Copy out each line of the data that holds the word "проекта".

[start SOURCE RECORDS]

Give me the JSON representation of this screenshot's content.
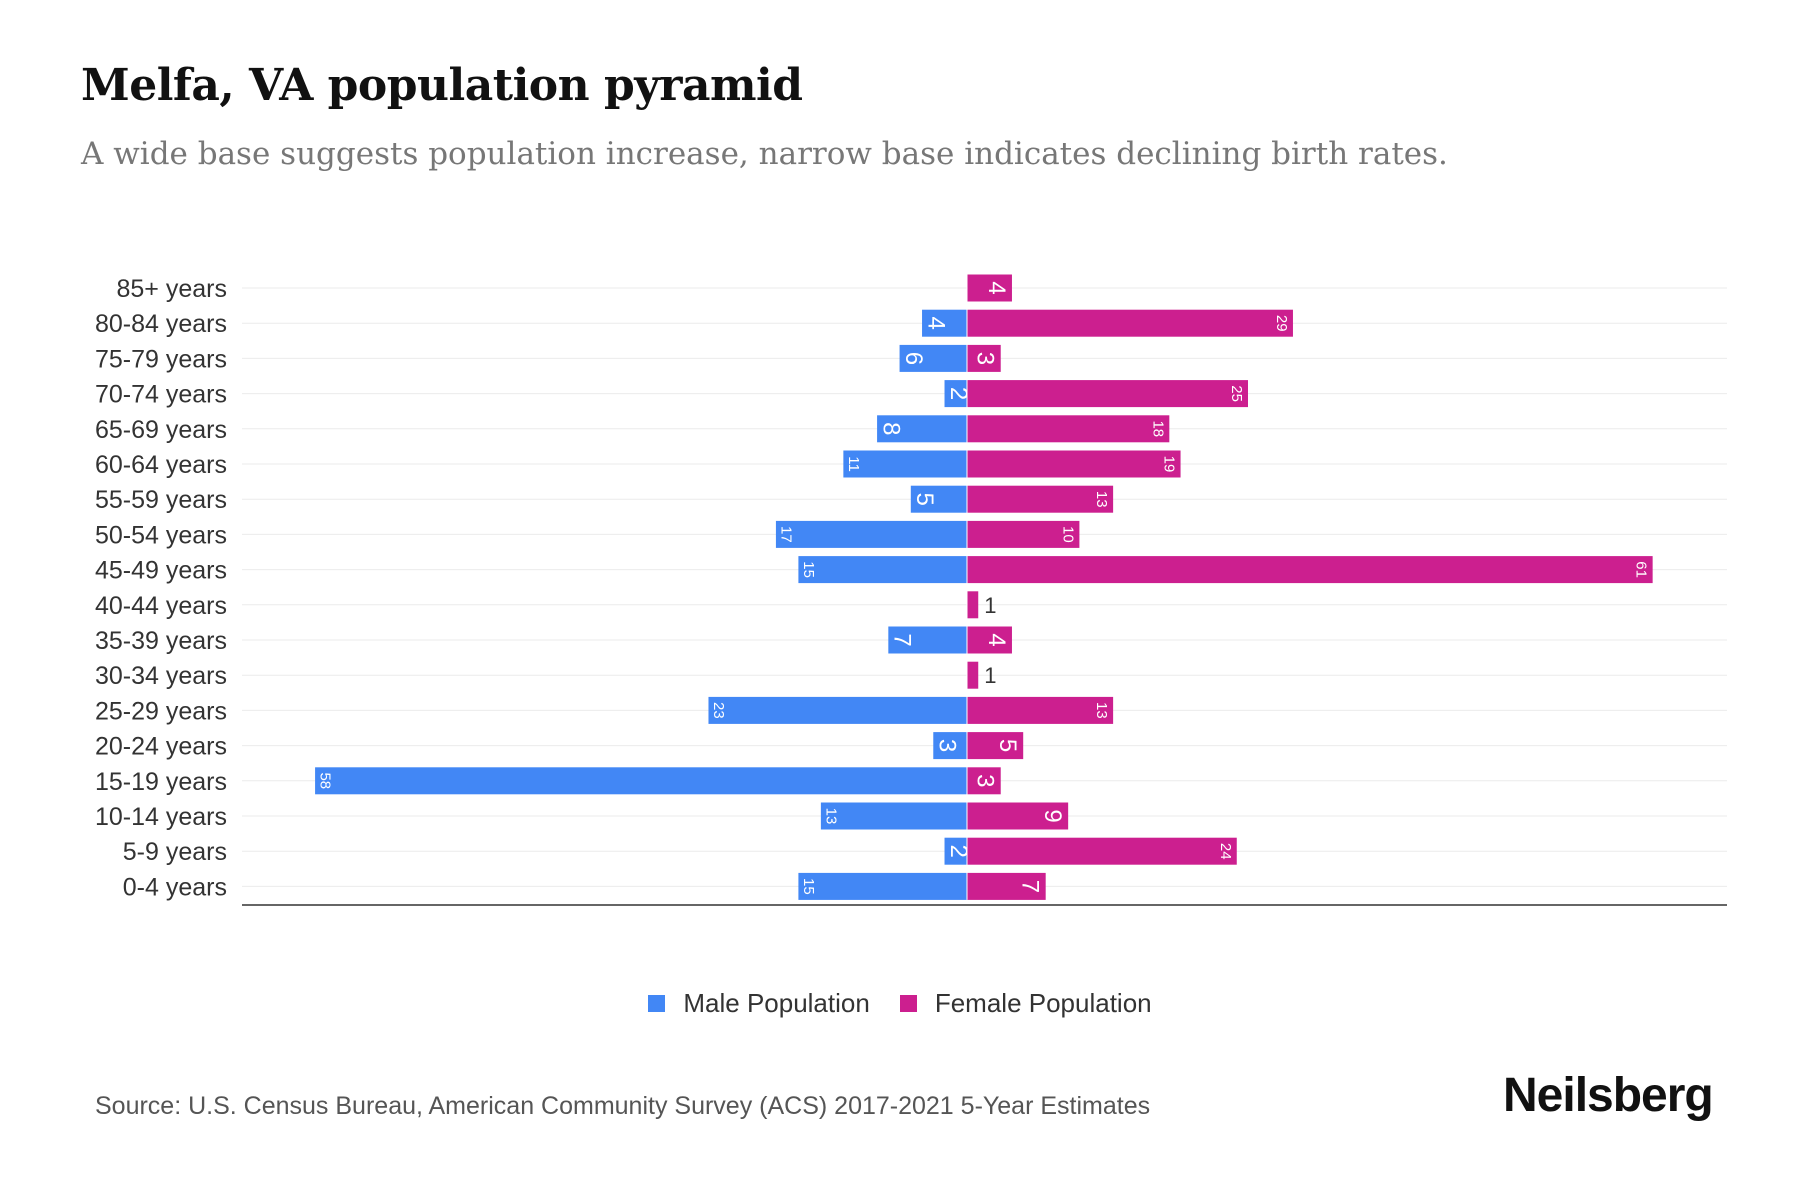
{
  "header": {
    "title": "Melfa, VA population pyramid",
    "subtitle": "A wide base suggests population increase, narrow base indicates declining birth rates."
  },
  "chart_data": {
    "type": "bar",
    "orientation": "horizontal-pyramid",
    "categories": [
      "85+ years",
      "80-84 years",
      "75-79 years",
      "70-74 years",
      "65-69 years",
      "60-64 years",
      "55-59 years",
      "50-54 years",
      "45-49 years",
      "40-44 years",
      "35-39 years",
      "30-34 years",
      "25-29 years",
      "20-24 years",
      "15-19 years",
      "10-14 years",
      "5-9 years",
      "0-4 years"
    ],
    "series": [
      {
        "name": "Male Population",
        "color": "#4287f5",
        "values": [
          0,
          4,
          6,
          2,
          8,
          11,
          5,
          17,
          15,
          0,
          7,
          0,
          23,
          3,
          58,
          13,
          2,
          15
        ]
      },
      {
        "name": "Female Population",
        "color": "#cc1f8f",
        "values": [
          4,
          29,
          3,
          25,
          18,
          19,
          13,
          10,
          61,
          1,
          4,
          1,
          13,
          5,
          3,
          9,
          24,
          7
        ]
      }
    ],
    "legend_position": "bottom-center",
    "grid": true
  },
  "legend": {
    "male": "Male Population",
    "female": "Female Population"
  },
  "footer": {
    "source": "Source: U.S. Census Bureau, American Community Survey (ACS) 2017-2021 5-Year Estimates",
    "logo": "Neilsberg"
  }
}
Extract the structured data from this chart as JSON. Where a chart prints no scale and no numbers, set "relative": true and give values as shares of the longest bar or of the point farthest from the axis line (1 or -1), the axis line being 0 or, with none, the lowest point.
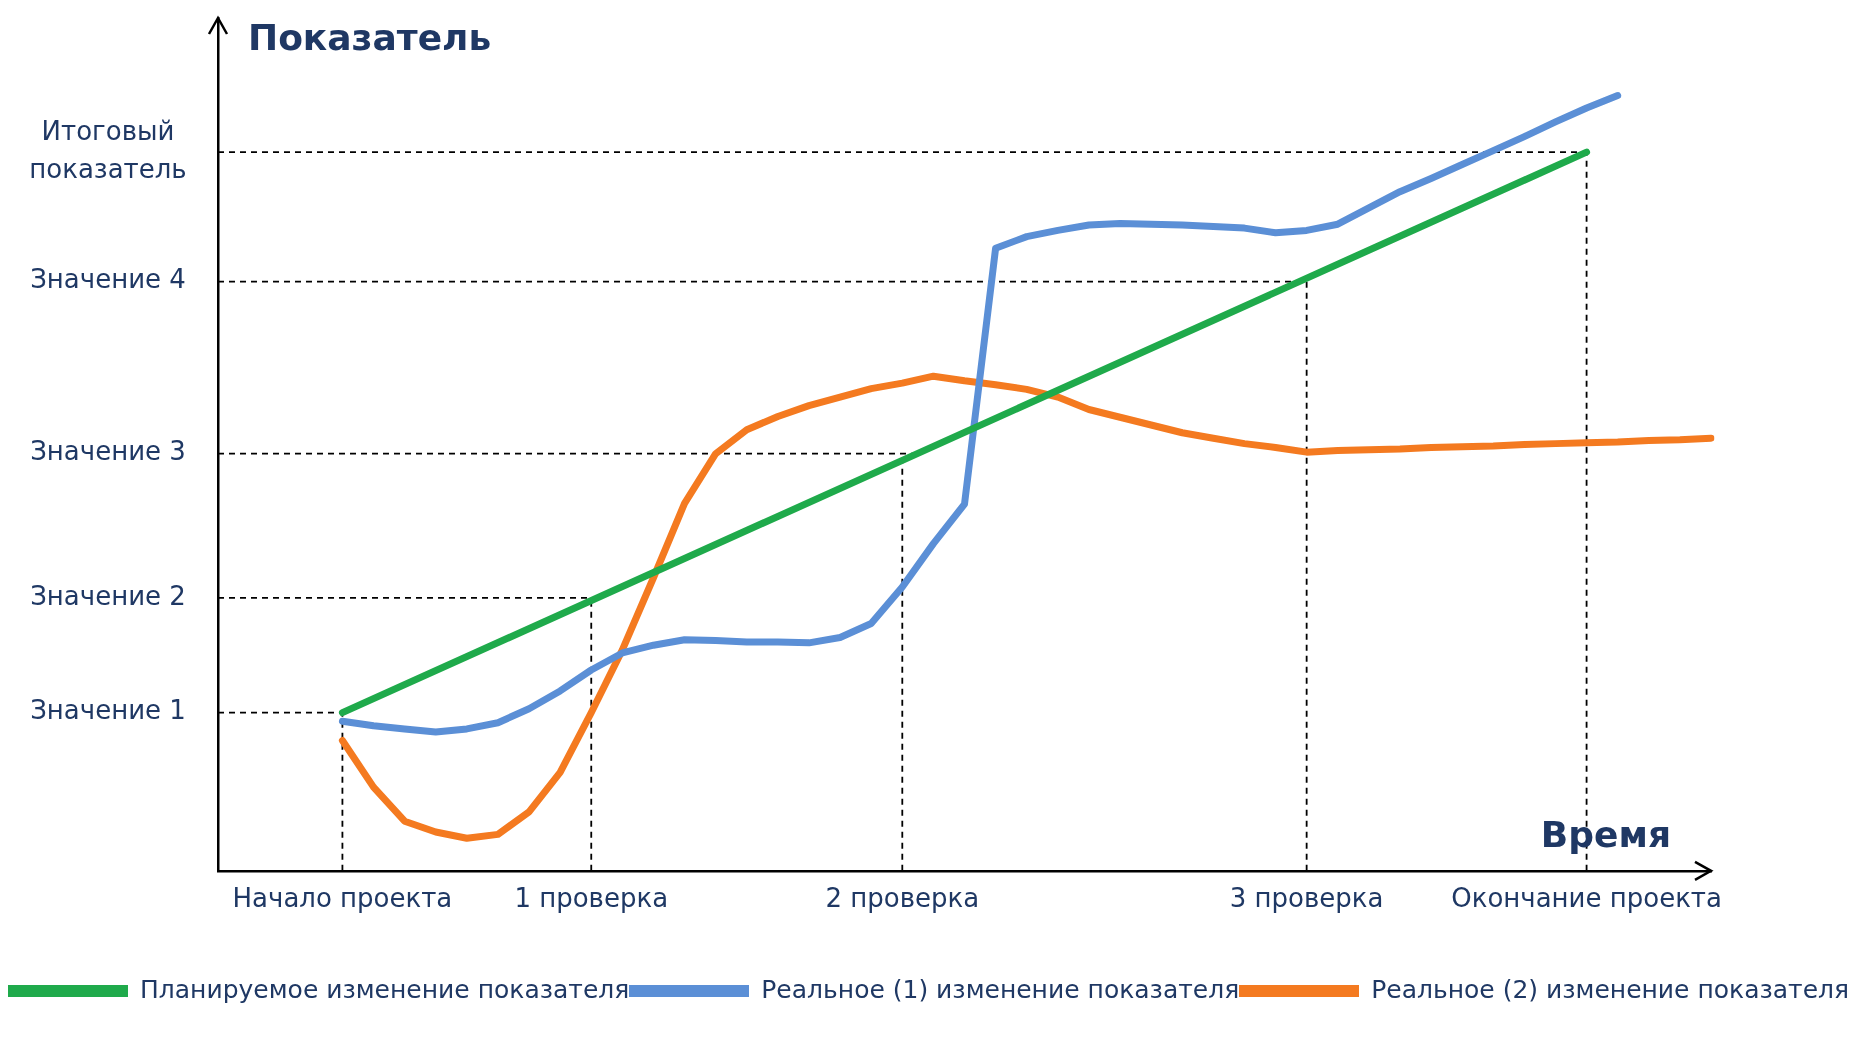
{
  "chart_data": {
    "type": "line",
    "relative": true,
    "xlabel": "Время",
    "ylabel": "Показатель",
    "categories": [
      null,
      null,
      null,
      null,
      "Начало проекта",
      null,
      null,
      null,
      null,
      null,
      null,
      null,
      "1 проверка",
      null,
      null,
      null,
      null,
      null,
      null,
      null,
      null,
      null,
      "2 проверка",
      null,
      null,
      null,
      null,
      null,
      null,
      null,
      null,
      null,
      null,
      null,
      null,
      "3 проверка",
      null,
      null,
      null,
      null,
      null,
      null,
      null,
      null,
      "Окончание проекта",
      null,
      null,
      null,
      null
    ],
    "ref_lines": [
      {
        "axis": "y",
        "value": 0.204,
        "label": "Значение 1",
        "color": "#000000",
        "line_style": "dashed"
      },
      {
        "axis": "y",
        "value": 0.352,
        "label": "Значение 2",
        "color": "#000000",
        "line_style": "dashed"
      },
      {
        "axis": "y",
        "value": 0.538,
        "label": "Значение 3",
        "color": "#000000",
        "line_style": "dashed"
      },
      {
        "axis": "y",
        "value": 0.76,
        "label": "Значение 4",
        "color": "#000000",
        "line_style": "dashed"
      },
      {
        "axis": "y",
        "value": 0.927,
        "label": "Итоговый показатель",
        "color": "#000000",
        "line_style": "dashed"
      },
      {
        "axis": "x",
        "value": "Начало проекта",
        "color": "#000000",
        "line_style": "dashed"
      },
      {
        "axis": "x",
        "value": "1 проверка",
        "color": "#000000",
        "line_style": "dashed"
      },
      {
        "axis": "x",
        "value": "2 проверка",
        "color": "#000000",
        "line_style": "dashed"
      },
      {
        "axis": "x",
        "value": "3 проверка",
        "color": "#000000",
        "line_style": "dashed"
      },
      {
        "axis": "x",
        "value": "Окончание проекта",
        "color": "#000000",
        "line_style": "dashed"
      }
    ],
    "grid": false,
    "legend": "bottom",
    "marker": "none",
    "series": [
      {
        "name": "Планируемое изменение показателя",
        "color": "#1faa4b",
        "values": [
          null,
          null,
          null,
          null,
          0.204,
          null,
          null,
          null,
          null,
          null,
          null,
          null,
          null,
          null,
          null,
          null,
          null,
          null,
          null,
          null,
          null,
          null,
          null,
          null,
          null,
          null,
          null,
          null,
          null,
          null,
          null,
          null,
          null,
          null,
          null,
          null,
          null,
          null,
          null,
          null,
          null,
          null,
          null,
          null,
          0.927,
          null,
          null,
          null,
          null
        ]
      },
      {
        "name": "Реальное (1) изменение показателя",
        "color": "#5b8fd6",
        "values": [
          null,
          null,
          null,
          null,
          0.193,
          0.187,
          0.183,
          0.179,
          0.183,
          0.191,
          0.209,
          0.232,
          0.259,
          0.281,
          0.291,
          0.298,
          0.297,
          0.295,
          0.295,
          0.294,
          0.301,
          0.319,
          0.366,
          0.422,
          0.473,
          0.803,
          0.818,
          0.826,
          0.833,
          0.835,
          0.834,
          0.833,
          0.831,
          0.829,
          0.823,
          0.826,
          0.834,
          0.855,
          0.876,
          0.893,
          0.911,
          0.929,
          0.947,
          0.966,
          0.984,
          1,
          null,
          null,
          null
        ]
      },
      {
        "name": "Реальное (2) изменение показателя",
        "color": "#f47a20",
        "values": [
          null,
          null,
          null,
          null,
          0.168,
          0.108,
          0.064,
          0.05,
          0.042,
          0.047,
          0.076,
          0.127,
          0.204,
          0.285,
          0.378,
          0.474,
          0.538,
          0.569,
          0.586,
          0.6,
          0.611,
          0.622,
          0.629,
          0.638,
          0.632,
          0.627,
          0.621,
          0.611,
          0.595,
          0.585,
          0.575,
          0.565,
          0.558,
          0.551,
          0.546,
          0.54,
          0.542,
          0.543,
          0.544,
          0.546,
          0.547,
          0.548,
          0.55,
          0.551,
          0.552,
          0.553,
          0.555,
          0.556,
          0.558
        ]
      }
    ]
  }
}
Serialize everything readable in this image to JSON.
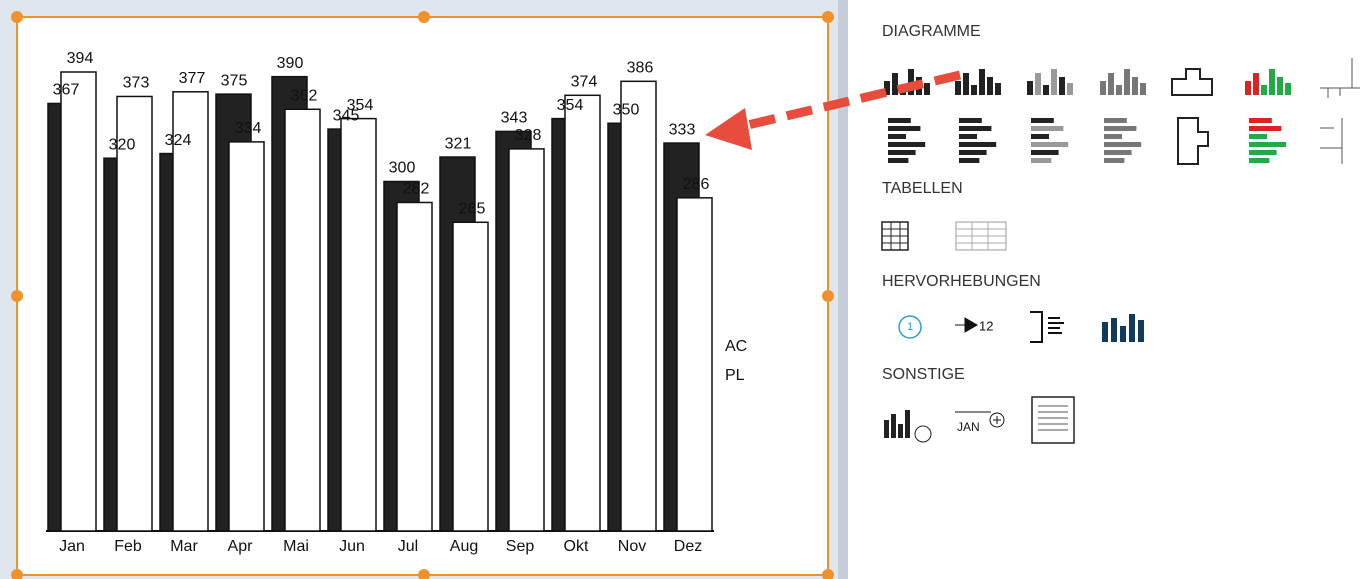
{
  "chart_data": {
    "type": "bar",
    "categories": [
      "Jan",
      "Feb",
      "Mar",
      "Apr",
      "Mai",
      "Jun",
      "Jul",
      "Aug",
      "Sep",
      "Okt",
      "Nov",
      "Dez"
    ],
    "series": [
      {
        "name": "AC",
        "color": "#222222",
        "values": [
          367,
          320,
          324,
          375,
          390,
          345,
          300,
          321,
          343,
          354,
          350,
          333
        ]
      },
      {
        "name": "PL",
        "color": "#ffffff",
        "values": [
          394,
          373,
          377,
          334,
          362,
          354,
          282,
          265,
          328,
          374,
          386,
          286
        ]
      }
    ]
  },
  "panel": {
    "sections": [
      "DIAGRAMME",
      "TABELLEN",
      "HERVORHEBUNGEN",
      "SONSTIGE"
    ],
    "icon_texts": [
      "1",
      "12",
      "JAN"
    ]
  }
}
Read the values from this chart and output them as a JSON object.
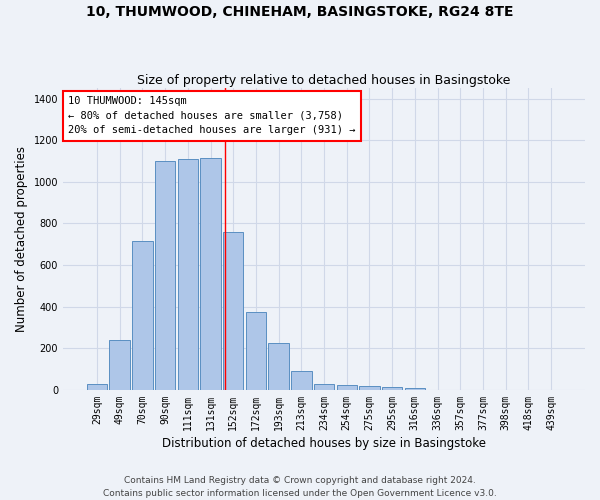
{
  "title": "10, THUMWOOD, CHINEHAM, BASINGSTOKE, RG24 8TE",
  "subtitle": "Size of property relative to detached houses in Basingstoke",
  "xlabel": "Distribution of detached houses by size in Basingstoke",
  "ylabel": "Number of detached properties",
  "categories": [
    "29sqm",
    "49sqm",
    "70sqm",
    "90sqm",
    "111sqm",
    "131sqm",
    "152sqm",
    "172sqm",
    "193sqm",
    "213sqm",
    "234sqm",
    "254sqm",
    "275sqm",
    "295sqm",
    "316sqm",
    "336sqm",
    "357sqm",
    "377sqm",
    "398sqm",
    "418sqm",
    "439sqm"
  ],
  "values": [
    30,
    240,
    715,
    1100,
    1110,
    1115,
    760,
    375,
    225,
    90,
    30,
    25,
    20,
    15,
    10,
    0,
    0,
    0,
    0,
    0,
    0
  ],
  "bar_color": "#aec6e8",
  "bar_edge_color": "#5a8fc2",
  "grid_color": "#d0d8e8",
  "background_color": "#eef2f8",
  "red_line_x": 5.62,
  "annotation_text": "10 THUMWOOD: 145sqm\n← 80% of detached houses are smaller (3,758)\n20% of semi-detached houses are larger (931) →",
  "annotation_box_color": "#ffffff",
  "annotation_text_color": "#000000",
  "footer_text": "Contains HM Land Registry data © Crown copyright and database right 2024.\nContains public sector information licensed under the Open Government Licence v3.0.",
  "ylim": [
    0,
    1450
  ],
  "title_fontsize": 10,
  "subtitle_fontsize": 9,
  "xlabel_fontsize": 8.5,
  "ylabel_fontsize": 8.5,
  "tick_fontsize": 7,
  "annotation_fontsize": 7.5,
  "footer_fontsize": 6.5
}
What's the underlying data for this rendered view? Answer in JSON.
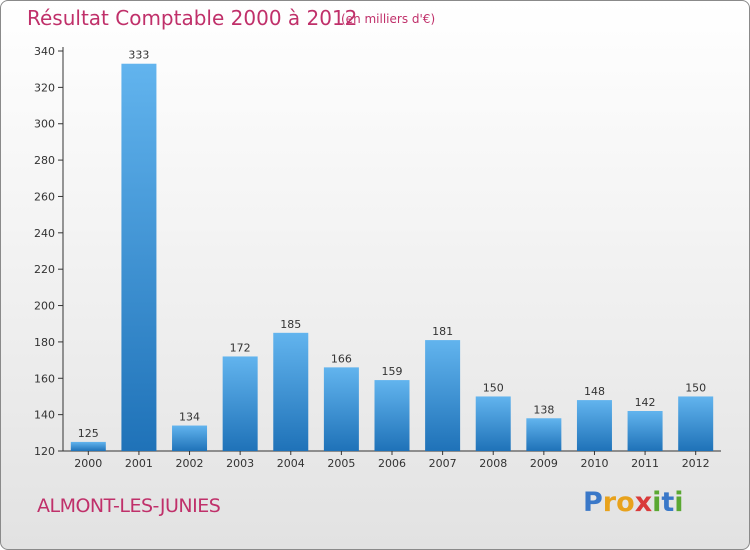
{
  "title": "Résultat Comptable 2000 à 2012",
  "subtitle": "(en milliers d'€)",
  "commune": "ALMONT-LES-JUNIES",
  "logo": {
    "text": "Proxiti",
    "letters": [
      {
        "ch": "P",
        "color": "#3a78c8"
      },
      {
        "ch": "r",
        "color": "#e8a21c"
      },
      {
        "ch": "o",
        "color": "#e8a21c"
      },
      {
        "ch": "x",
        "color": "#d93a3a"
      },
      {
        "ch": "i",
        "color": "#5aa832"
      },
      {
        "ch": "t",
        "color": "#3a78c8"
      },
      {
        "ch": "i",
        "color": "#5aa832"
      }
    ]
  },
  "colors": {
    "bar_light": "#62b4ee",
    "bar_dark": "#1f72b8",
    "accent": "#c0306a"
  },
  "chart_data": {
    "type": "bar",
    "categories": [
      "2000",
      "2001",
      "2002",
      "2003",
      "2004",
      "2005",
      "2006",
      "2007",
      "2008",
      "2009",
      "2010",
      "2011",
      "2012"
    ],
    "values": [
      125,
      333,
      134,
      172,
      185,
      166,
      159,
      181,
      150,
      138,
      148,
      142,
      150
    ],
    "ylim": [
      120,
      340
    ],
    "yticks": [
      120,
      140,
      160,
      180,
      200,
      220,
      240,
      260,
      280,
      300,
      320,
      340
    ],
    "grid": false,
    "title": "Résultat Comptable 2000 à 2012",
    "ylabel": "",
    "xlabel": ""
  }
}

[end SOURCE RECORDS]

● **SOLUTION TO THIS EXERCISE**
      "Начало проекта",
      "Окончание проекта",
        "value": "Начало проекта",
        "value": "Окончание проекта",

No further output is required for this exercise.